# Start of SOURCE MATERIAL

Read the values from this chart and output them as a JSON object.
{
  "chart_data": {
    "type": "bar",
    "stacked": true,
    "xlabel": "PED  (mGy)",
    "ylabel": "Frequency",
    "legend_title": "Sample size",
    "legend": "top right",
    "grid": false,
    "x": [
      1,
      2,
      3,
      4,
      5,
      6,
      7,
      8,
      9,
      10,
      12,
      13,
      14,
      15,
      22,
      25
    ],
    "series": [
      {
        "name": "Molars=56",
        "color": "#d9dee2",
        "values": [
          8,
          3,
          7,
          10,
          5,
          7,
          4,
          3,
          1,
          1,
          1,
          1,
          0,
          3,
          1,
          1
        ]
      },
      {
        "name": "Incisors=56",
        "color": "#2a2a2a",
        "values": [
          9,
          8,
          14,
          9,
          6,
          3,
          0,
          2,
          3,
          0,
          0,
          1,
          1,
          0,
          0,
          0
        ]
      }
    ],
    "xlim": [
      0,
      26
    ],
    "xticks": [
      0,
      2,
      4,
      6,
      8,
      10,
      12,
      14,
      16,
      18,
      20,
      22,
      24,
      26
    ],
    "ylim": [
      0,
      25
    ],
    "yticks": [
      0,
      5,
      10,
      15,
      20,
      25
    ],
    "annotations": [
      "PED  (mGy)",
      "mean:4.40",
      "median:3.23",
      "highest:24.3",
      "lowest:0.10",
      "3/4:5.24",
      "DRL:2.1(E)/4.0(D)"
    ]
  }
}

# End of SOURCE MATERIAL

**GIVEN PROBLEM**:
Restate the data above word for word, please.

**RESULT**:
Read the values from this chart and output them as a JSON object.
{
  "chart_data": {
    "type": "bar",
    "stacked": true,
    "xlabel": "PED  (mGy)",
    "ylabel": "Frequency",
    "legend_title": "Sample size",
    "legend": "top right",
    "grid": false,
    "x": [
      1,
      2,
      3,
      4,
      5,
      6,
      7,
      8,
      9,
      10,
      12,
      13,
      14,
      15,
      22,
      25
    ],
    "series": [
      {
        "name": "Molars=56",
        "color": "#d9dee2",
        "values": [
          8,
          3,
          7,
          10,
          5,
          7,
          4,
          3,
          1,
          1,
          1,
          1,
          0,
          3,
          1,
          1
        ]
      },
      {
        "name": "Incisors=56",
        "color": "#2a2a2a",
        "values": [
          9,
          8,
          14,
          9,
          6,
          3,
          0,
          2,
          3,
          0,
          0,
          1,
          1,
          0,
          0,
          0
        ]
      }
    ],
    "xlim": [
      0,
      26
    ],
    "xticks": [
      0,
      2,
      4,
      6,
      8,
      10,
      12,
      14,
      16,
      18,
      20,
      22,
      24,
      26
    ],
    "ylim": [
      0,
      25
    ],
    "yticks": [
      0,
      5,
      10,
      15,
      20,
      25
    ],
    "annotations": [
      "PED  (mGy)",
      "mean:4.40",
      "median:3.23",
      "highest:24.3",
      "lowest:0.10",
      "3/4:5.24",
      "DRL:2.1(E)/4.0(D)"
    ]
  }
}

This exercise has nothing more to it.